### [Problem to work on]
Check each line of the material below for "công", then copy the ones that contain it.

####

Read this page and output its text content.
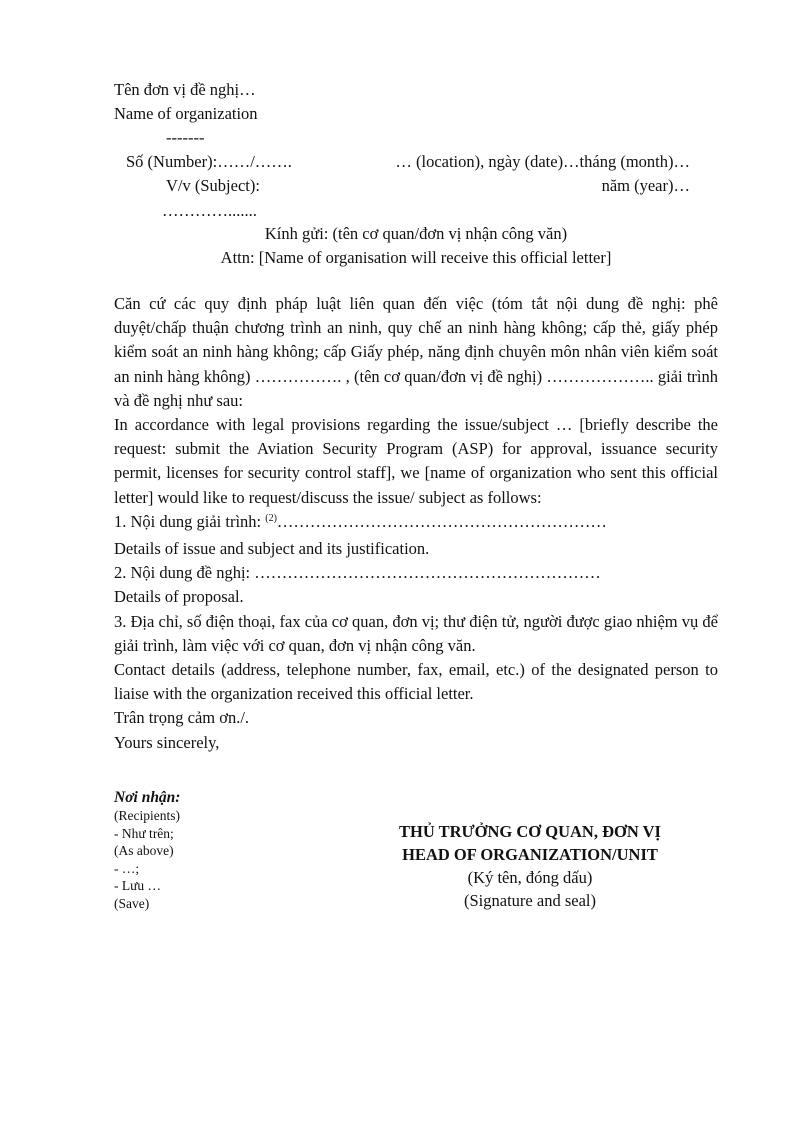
Tên đơn vị đề nghị…
Name of organization
-------
Số (Number):……/…….
V/v (Subject):
………….......
… (location), ngày (date)…tháng (month)…
năm (year)…
Kính gửi: (tên cơ quan/đơn vị nhận công văn)
Attn: [Name of organisation will receive this official letter]

Căn cứ các quy định pháp luật liên quan đến việc (tóm tắt nội dung đề nghị: phê duyệt/chấp thuận chương trình an ninh, quy chế an ninh hàng không; cấp thẻ, giấy phép kiểm soát an ninh hàng không; cấp Giấy phép, năng định chuyên môn nhân viên kiểm soát an ninh hàng không) ……………. , (tên cơ quan/đơn vị đề nghị) ……………….. giải trình và đề nghị như sau:

In accordance with legal provisions regarding the issue/subject … [briefly describe the request: submit the Aviation Security Program (ASP) for approval, issuance security permit, licenses for security control staff], we [name of organization who sent this official letter] would like to request/discuss the issue/ subject as follows:

1. Nội dung giải trình: $^{(2)}$……………………………………………………

Details of issue and subject and its justification.

2. Nội dung đề nghị: ………………………………………………………

Details of proposal.

3. Địa chỉ, số điện thoại, fax của cơ quan, đơn vị; thư điện tử, người được giao nhiệm vụ để giải trình, làm việc với cơ quan, đơn vị nhận công văn.

Contact details (address, telephone number, fax, email, etc.) of the designated person to liaise with the organization received this official letter.

Trân trọng cảm ơn./.

Yours sincerely,

Nơi nhận:
(Recipients)
- Như trên;
(As above)
- …;
- Lưu …
(Save)
THỦ TRƯỞNG CƠ QUAN, ĐƠN VỊ
HEAD OF ORGANIZATION/UNIT
(Ký tên, đóng dấu)
(Signature and seal)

####

### [Completed exercise]
Kính gửi: (tên cơ quan/đơn vị nhận công văn)
3. Địa chỉ, số điện thoại, fax của cơ quan, đơn vị; thư điện tử, người được giao nhiệm vụ để giải trình, làm việc với cơ quan, đơn vị nhận công văn.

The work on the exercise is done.